For this exercise, retype each line of the material below verbatim and omit any picture.

======

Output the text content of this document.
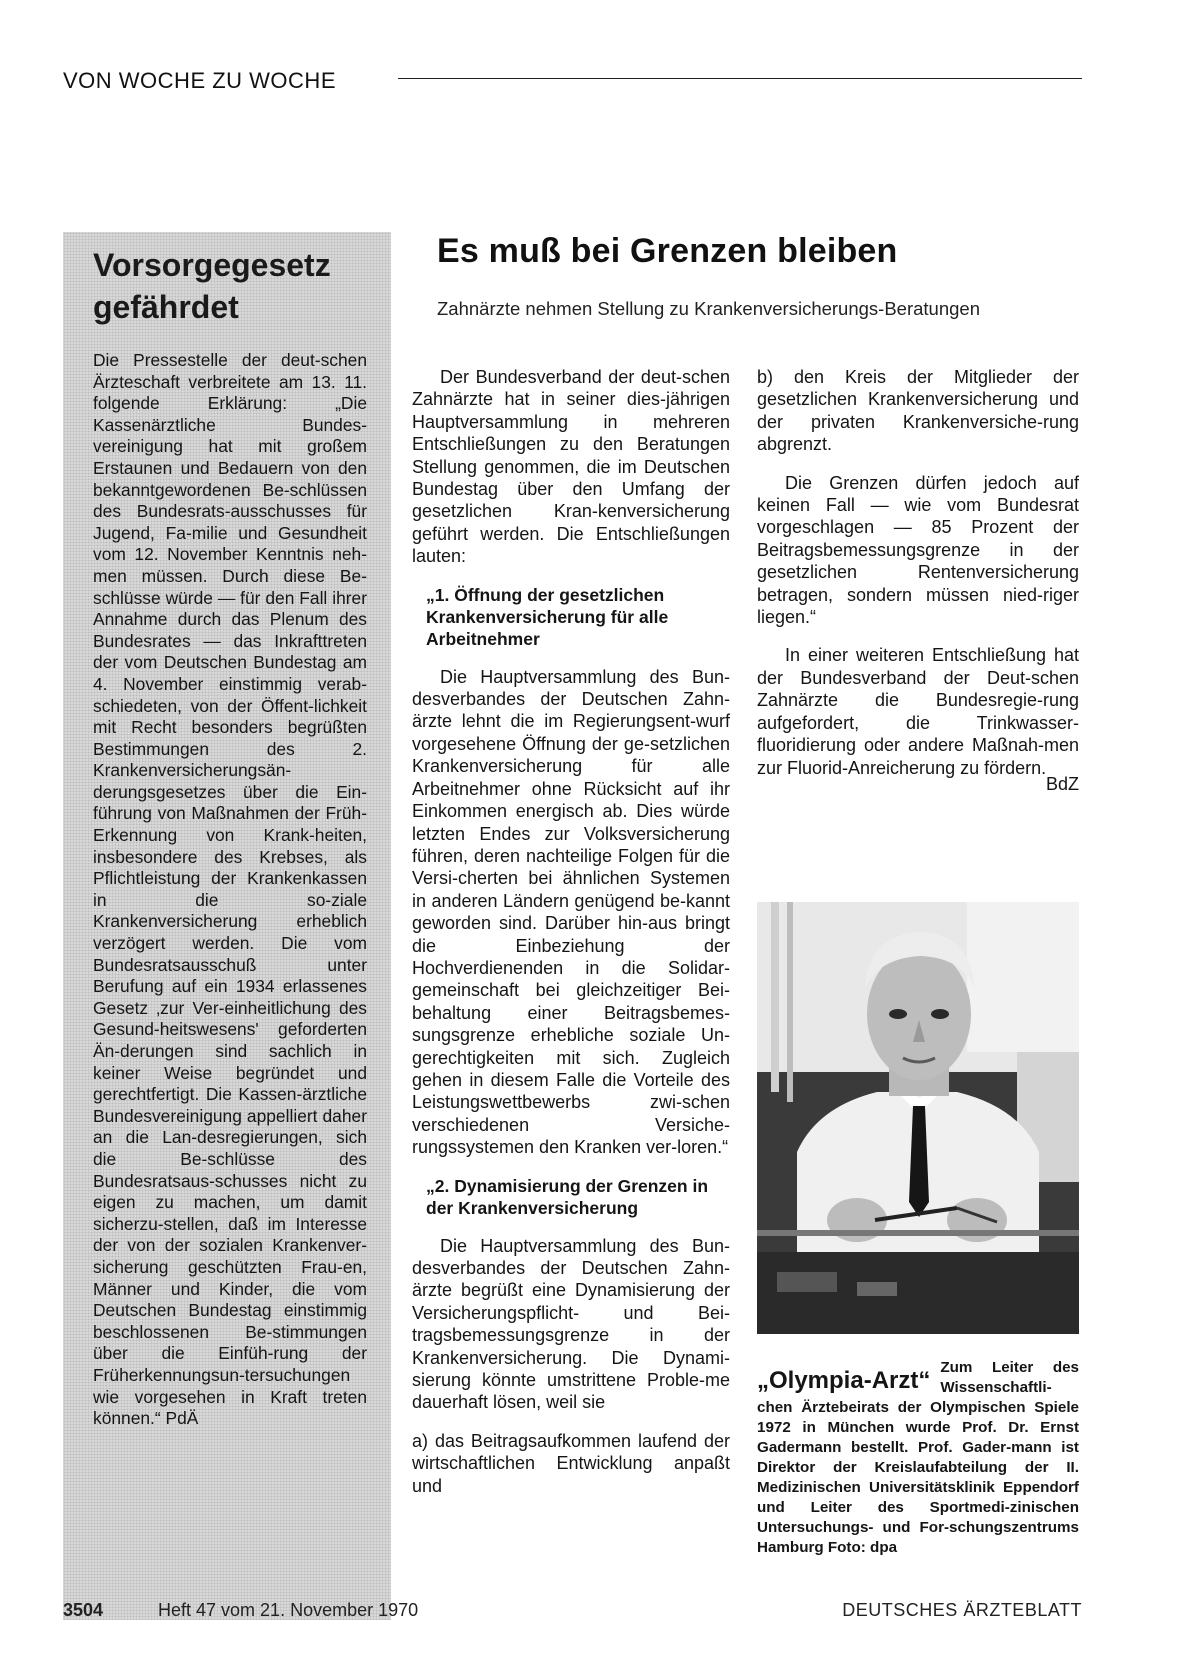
VON WOCHE ZU WOCHE
Vorsorgegesetz
gefährdet

Die Pressestelle der deut-schen Ärzteschaft verbreitete am 13. 11. folgende Erklärung: „Die Kassenärztliche Bundes-vereinigung hat mit großem Erstaunen und Bedauern von den bekanntgewordenen Be-schlüssen des Bundesrats-ausschusses für Jugend, Fa-milie und Gesundheit vom 12. November Kenntnis neh-men müssen. Durch diese Be-schlüsse würde — für den Fall ihrer Annahme durch das Plenum des Bundesrates — das Inkrafttreten der vom Deutschen Bundestag am 4. November einstimmig verab-schiedeten, von der Öffent-lichkeit mit Recht besonders begrüßten Bestimmungen des 2. Krankenversicherungsän-derungsgesetzes über die Ein-führung von Maßnahmen der Früh-Erkennung von Krank-heiten, insbesondere des Krebses, als Pflichtleistung der Krankenkassen in die so-ziale Krankenversicherung erheblich verzögert werden. Die vom Bundesratsausschuß unter Berufung auf ein 1934 erlassenes Gesetz ‚zur Ver-einheitlichung des Gesund-heitswesens' geforderten Än-derungen sind sachlich in keiner Weise begründet und gerechtfertigt. Die Kassen-ärztliche Bundesvereinigung appelliert daher an die Lan-desregierungen, sich die Be-schlüsse des Bundesratsaus-schusses nicht zu eigen zu machen, um damit sicherzu-stellen, daß im Interesse der von der sozialen Krankenver-sicherung geschützten Frau-en, Männer und Kinder, die vom Deutschen Bundestag einstimmig beschlossenen Be-stimmungen über die Einfüh-rung der Früherkennungsun-tersuchungen wie vorgesehen in Kraft treten können.“ PdÄ

Es muß bei Grenzen bleiben
Zahnärzte nehmen Stellung zu Krankenversicherungs-Beratungen

Der Bundesverband der deut-schen Zahnärzte hat in seiner dies-jährigen Hauptversammlung in mehreren Entschließungen zu den Beratungen Stellung genommen, die im Deutschen Bundestag über den Umfang der gesetzlichen Kran-kenversicherung geführt werden. Die Entschließungen lauten:

„1. Öffnung der gesetzlichen Krankenversicherung für alle Arbeitnehmer

Die Hauptversammlung des Bun-desverbandes der Deutschen Zahn-ärzte lehnt die im Regierungsent-wurf vorgesehene Öffnung der ge-setzlichen Krankenversicherung für alle Arbeitnehmer ohne Rücksicht auf ihr Einkommen energisch ab. Dies würde letzten Endes zur Volksversicherung führen, deren nachteilige Folgen für die Versi-cherten bei ähnlichen Systemen in anderen Ländern genügend be-kannt geworden sind. Darüber hin-aus bringt die Einbeziehung der Hochverdienenden in die Solidar-gemeinschaft bei gleichzeitiger Bei-behaltung einer Beitragsbemes-sungsgrenze erhebliche soziale Un-gerechtigkeiten mit sich. Zugleich gehen in diesem Falle die Vorteile des Leistungswettbewerbs zwi-schen verschiedenen Versiche-rungssystemen den Kranken ver-loren.“

„2. Dynamisierung der Grenzen in der Krankenversicherung

Die Hauptversammlung des Bun-desverbandes der Deutschen Zahn-ärzte begrüßt eine Dynamisierung der Versicherungspflicht- und Bei-tragsbemessungsgrenze in der Krankenversicherung. Die Dynami-sierung könnte umstrittene Proble-me dauerhaft lösen, weil sie

a) das Beitragsaufkommen laufend der wirtschaftlichen Entwicklung anpaßt und

b) den Kreis der Mitglieder der gesetzlichen Krankenversicherung und der privaten Krankenversiche-rung abgrenzt.

Die Grenzen dürfen jedoch auf keinen Fall — wie vom Bundesrat vorgeschlagen — 85 Prozent der Beitragsbemessungsgrenze in der gesetzlichen Rentenversicherung betragen, sondern müssen nied-riger liegen.“

In einer weiteren Entschließung hat der Bundesverband der Deut-schen Zahnärzte die Bundesregie-rung aufgefordert, die Trinkwasser-fluoridierung oder andere Maßnah-men zur Fluorid-Anreicherung zu fördern.

BdZ
„Olympia-Arzt“ Zum Leiter des Wissenschaftli-chen Ärztebeirats der Olympischen Spiele 1972 in München wurde Prof. Dr. Ernst Gadermann bestellt. Prof. Gader-mann ist Direktor der Kreislaufabteilung der II. Medizinischen Universitätsklinik Eppendorf und Leiter des Sportmedi-zinischen Untersuchungs- und For-schungszentrums Hamburg Foto: dpa
3504	Heft 47 vom 21. November 1970	DEUTSCHES ÄRZTEBLATT
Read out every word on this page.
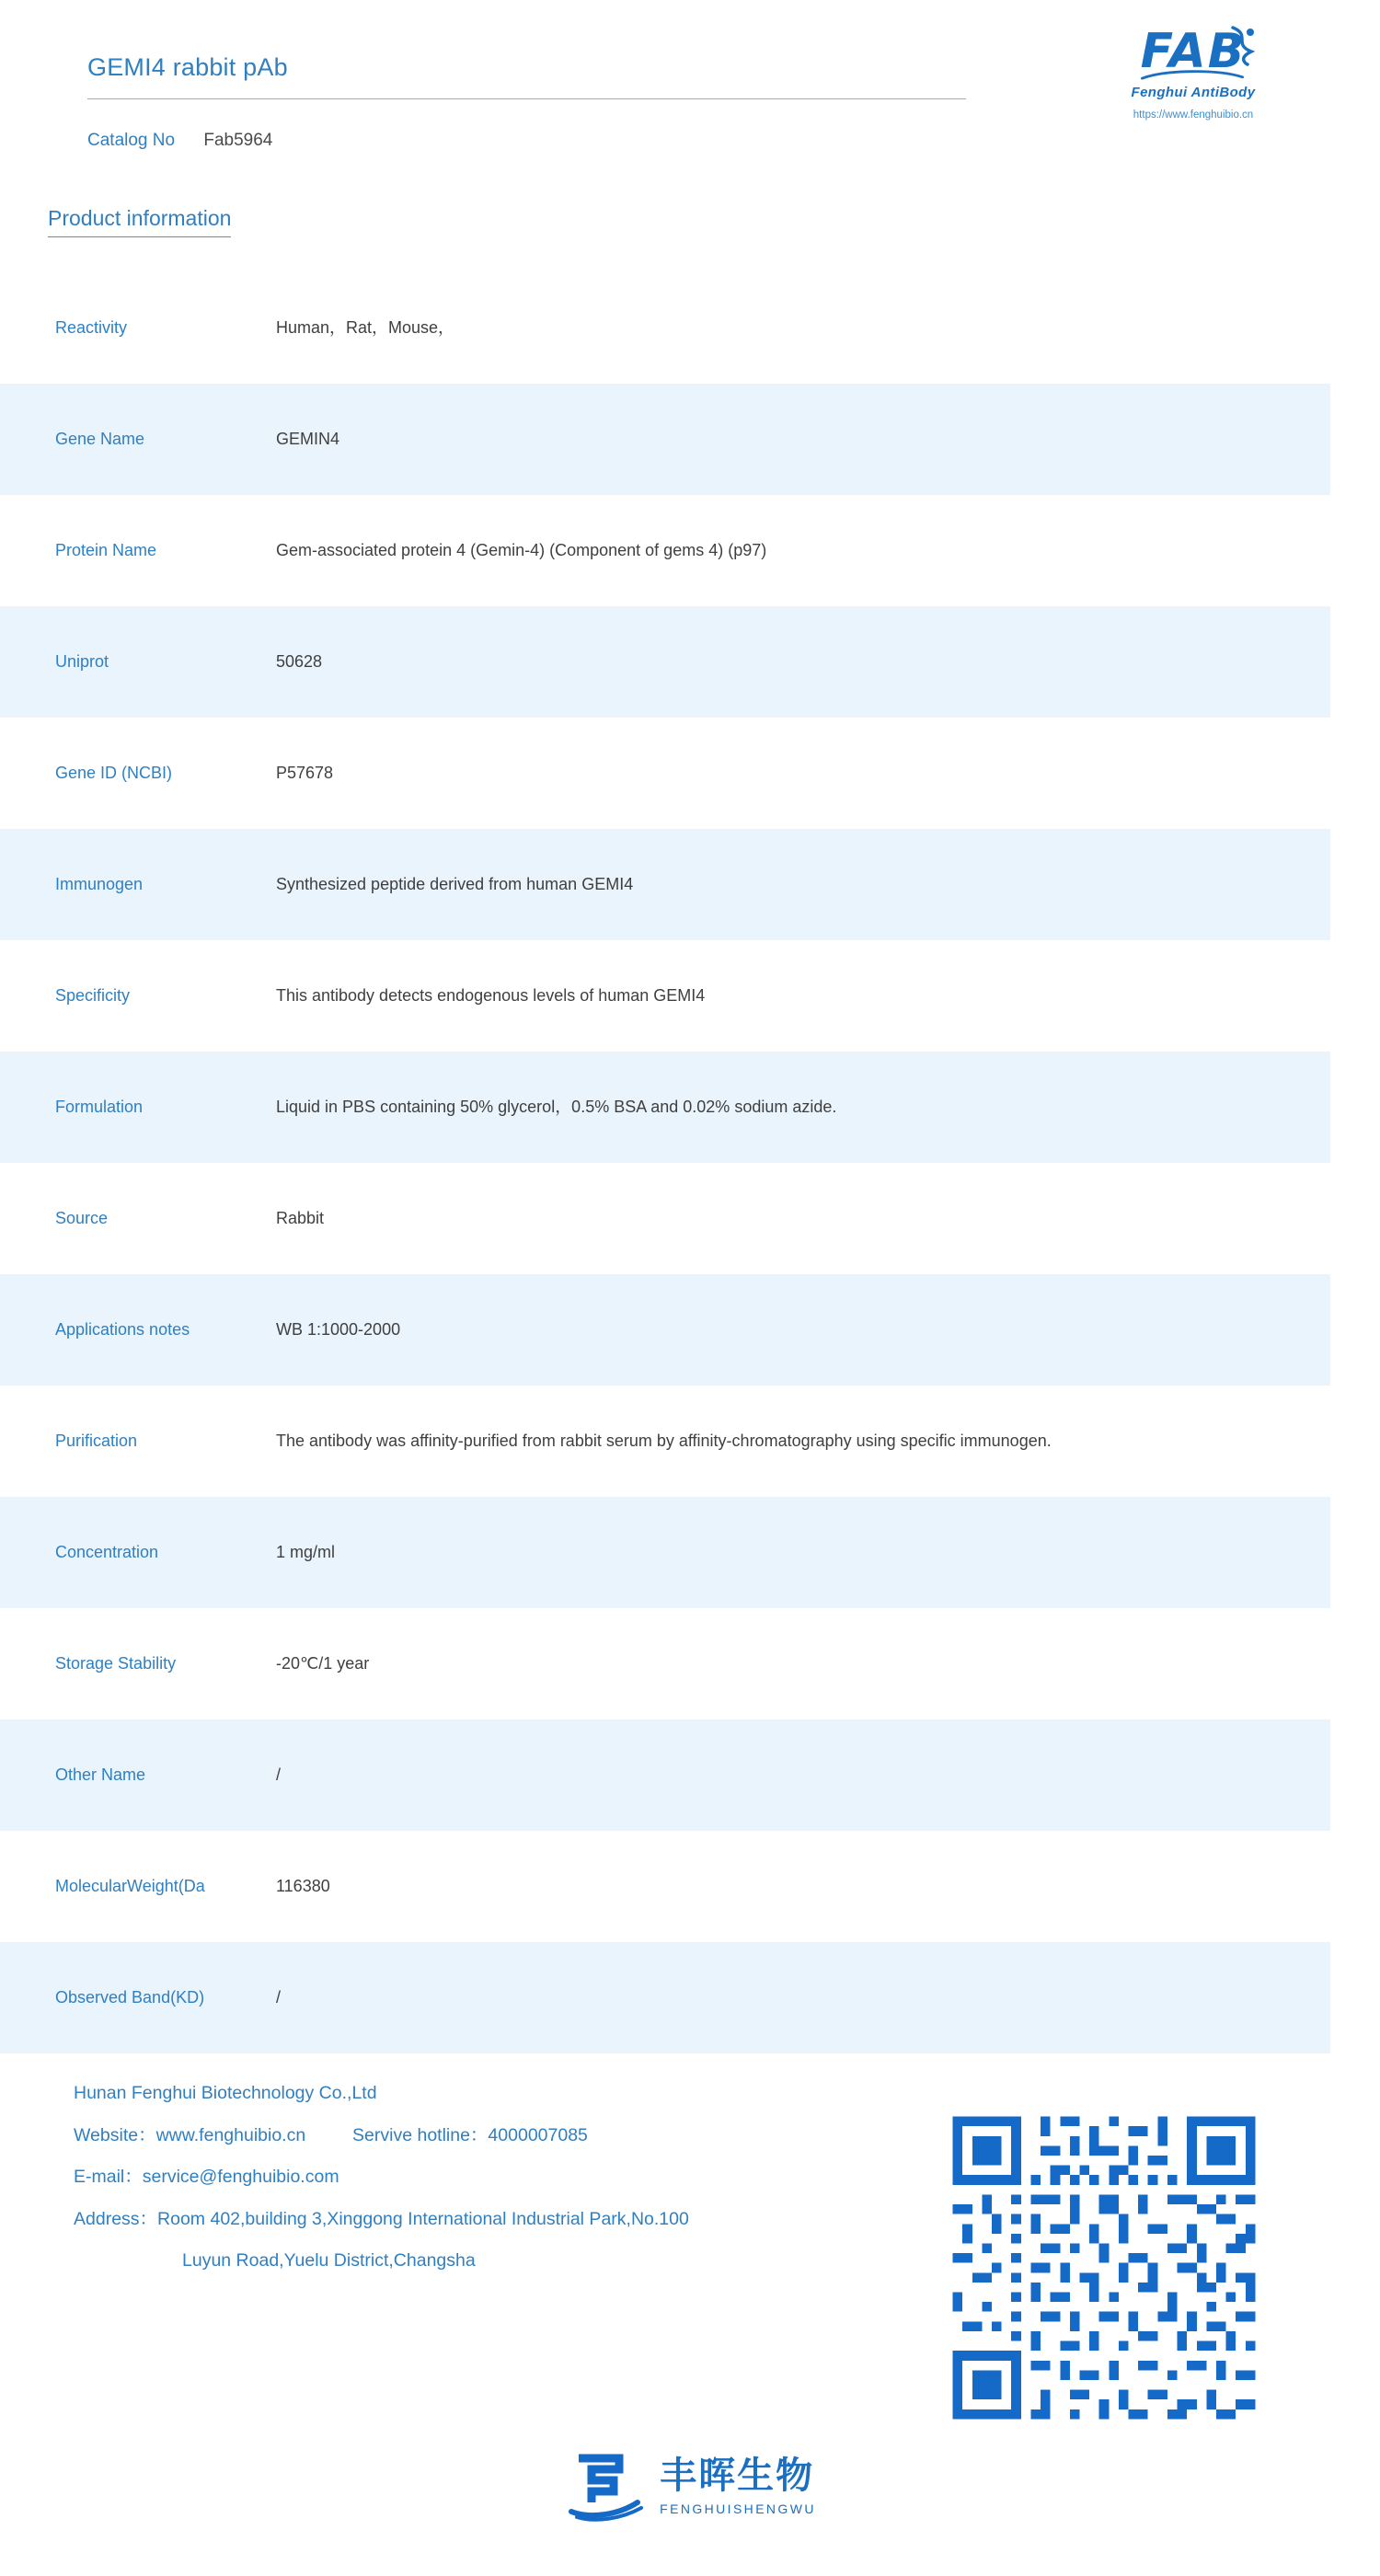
GEMI4 rabbit pAb
Catalog No Fab5964
FAB
Fenghui AntiBody
https://www.fenghuibio.cn
Product information
Reactivity	Human，Rat，Mouse，
Gene Name	GEMIN4
Protein Name	Gem-associated protein 4 (Gemin-4) (Component of gems 4) (p97)
Uniprot	50628
Gene ID (NCBI)	P57678
Immunogen	Synthesized peptide derived from human GEMI4
Specificity	This antibody detects endogenous levels of human GEMI4
Formulation	Liquid in PBS containing 50% glycerol，0.5% BSA and 0.02% sodium azide.
Source	Rabbit
Applications notes	WB 1:1000-2000
Purification	The antibody was affinity-purified from rabbit serum by affinity-chromatography using specific immunogen.
Concentration	1 mg/ml
Storage Stability	-20℃/1 year
Other Name	/
MolecularWeight(Da	116380
Observed Band(KD)	/
Hunan Fenghui Biotechnology Co.,Ltd
Website：www.fenghuibio.cn	Servive hotline：4000007085
E-mail：service@fenghuibio.com
Address：Room 402,building 3,Xinggong International Industrial Park,No.100
Luyun Road,Yuelu District,Changsha
丰晖生物
FENGHUISHENGWU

======

* **Answer for the task**:
Output the text content of this document.
VON WOCHE ZU WOCHE
Vorsorgegesetz
gefährdet

Die Pressestelle der deut-schen Ärzteschaft verbreitete am 13. 11. folgende Erklärung: „Die Kassenärztliche Bundes-vereinigung hat mit großem Erstaunen und Bedauern von den bekanntgewordenen Be-schlüssen des Bundesrats-ausschusses für Jugend, Fa-milie und Gesundheit vom 12. November Kenntnis neh-men müssen. Durch diese Be-schlüsse würde — für den Fall ihrer Annahme durch das Plenum des Bundesrates — das Inkrafttreten der vom Deutschen Bundestag am 4. November einstimmig verab-schiedeten, von der Öffent-lichkeit mit Recht besonders begrüßten Bestimmungen des 2. Krankenversicherungsän-derungsgesetzes über die Ein-führung von Maßnahmen der Früh-Erkennung von Krank-heiten, insbesondere des Krebses, als Pflichtleistung der Krankenkassen in die so-ziale Krankenversicherung erheblich verzögert werden. Die vom Bundesratsausschuß unter Berufung auf ein 1934 erlassenes Gesetz ‚zur Ver-einheitlichung des Gesund-heitswesens' geforderten Än-derungen sind sachlich in keiner Weise begründet und gerechtfertigt. Die Kassen-ärztliche Bundesvereinigung appelliert daher an die Lan-desregierungen, sich die Be-schlüsse des Bundesratsaus-schusses nicht zu eigen zu machen, um damit sicherzu-stellen, daß im Interesse der von der sozialen Krankenver-sicherung geschützten Frau-en, Männer und Kinder, die vom Deutschen Bundestag einstimmig beschlossenen Be-stimmungen über die Einfüh-rung der Früherkennungsun-tersuchungen wie vorgesehen in Kraft treten können.“ PdÄ

Es muß bei Grenzen bleiben
Zahnärzte nehmen Stellung zu Krankenversicherungs-Beratungen

Der Bundesverband der deut-schen Zahnärzte hat in seiner dies-jährigen Hauptversammlung in mehreren Entschließungen zu den Beratungen Stellung genommen, die im Deutschen Bundestag über den Umfang der gesetzlichen Kran-kenversicherung geführt werden. Die Entschließungen lauten:

„1. Öffnung der gesetzlichen Krankenversicherung für alle Arbeitnehmer

Die Hauptversammlung des Bun-desverbandes der Deutschen Zahn-ärzte lehnt die im Regierungsent-wurf vorgesehene Öffnung der ge-setzlichen Krankenversicherung für alle Arbeitnehmer ohne Rücksicht auf ihr Einkommen energisch ab. Dies würde letzten Endes zur Volksversicherung führen, deren nachteilige Folgen für die Versi-cherten bei ähnlichen Systemen in anderen Ländern genügend be-kannt geworden sind. Darüber hin-aus bringt die Einbeziehung der Hochverdienenden in die Solidar-gemeinschaft bei gleichzeitiger Bei-behaltung einer Beitragsbemes-sungsgrenze erhebliche soziale Un-gerechtigkeiten mit sich. Zugleich gehen in diesem Falle die Vorteile des Leistungswettbewerbs zwi-schen verschiedenen Versiche-rungssystemen den Kranken ver-loren.“

„2. Dynamisierung der Grenzen in der Krankenversicherung

Die Hauptversammlung des Bun-desverbandes der Deutschen Zahn-ärzte begrüßt eine Dynamisierung der Versicherungspflicht- und Bei-tragsbemessungsgrenze in der Krankenversicherung. Die Dynami-sierung könnte umstrittene Proble-me dauerhaft lösen, weil sie

a) das Beitragsaufkommen laufend der wirtschaftlichen Entwicklung anpaßt und

b) den Kreis der Mitglieder der gesetzlichen Krankenversicherung und der privaten Krankenversiche-rung abgrenzt.

Die Grenzen dürfen jedoch auf keinen Fall — wie vom Bundesrat vorgeschlagen — 85 Prozent der Beitragsbemessungsgrenze in der gesetzlichen Rentenversicherung betragen, sondern müssen nied-riger liegen.“

In einer weiteren Entschließung hat der Bundesverband der Deut-schen Zahnärzte die Bundesregie-rung aufgefordert, die Trinkwasser-fluoridierung oder andere Maßnah-men zur Fluorid-Anreicherung zu fördern.

BdZ
„Olympia-Arzt“ Zum Leiter des Wissenschaftli-chen Ärztebeirats der Olympischen Spiele 1972 in München wurde Prof. Dr. Ernst Gadermann bestellt. Prof. Gader-mann ist Direktor der Kreislaufabteilung der II. Medizinischen Universitätsklinik Eppendorf und Leiter des Sportmedi-zinischen Untersuchungs- und For-schungszentrums Hamburg Foto: dpa
3504	Heft 47 vom 21. November 1970	DEUTSCHES ÄRZTEBLATT
Read out every word on this page.
GEMI4 rabbit pAb
Catalog No Fab5964
FAB
Fenghui AntiBody
https://www.fenghuibio.cn
Product information
Reactivity	Human，Rat，Mouse，
Gene Name	GEMIN4
Protein Name	Gem-associated protein 4 (Gemin-4) (Component of gems 4) (p97)
Uniprot	50628
Gene ID (NCBI)	P57678
Immunogen	Synthesized peptide derived from human GEMI4
Specificity	This antibody detects endogenous levels of human GEMI4
Formulation	Liquid in PBS containing 50% glycerol，0.5% BSA and 0.02% sodium azide.
Source	Rabbit
Applications notes	WB 1:1000-2000
Purification	The antibody was affinity-purified from rabbit serum by affinity-chromatography using specific immunogen.
Concentration	1 mg/ml
Storage Stability	-20℃/1 year
Other Name	/
MolecularWeight(Da	116380
Observed Band(KD)	/
Hunan Fenghui Biotechnology Co.,Ltd
Website：www.fenghuibio.cn	Servive hotline：4000007085
E-mail：service@fenghuibio.com
Address：Room 402,building 3,Xinggong International Industrial Park,No.100
Luyun Road,Yuelu District,Changsha
丰晖生物
FENGHUISHENGWU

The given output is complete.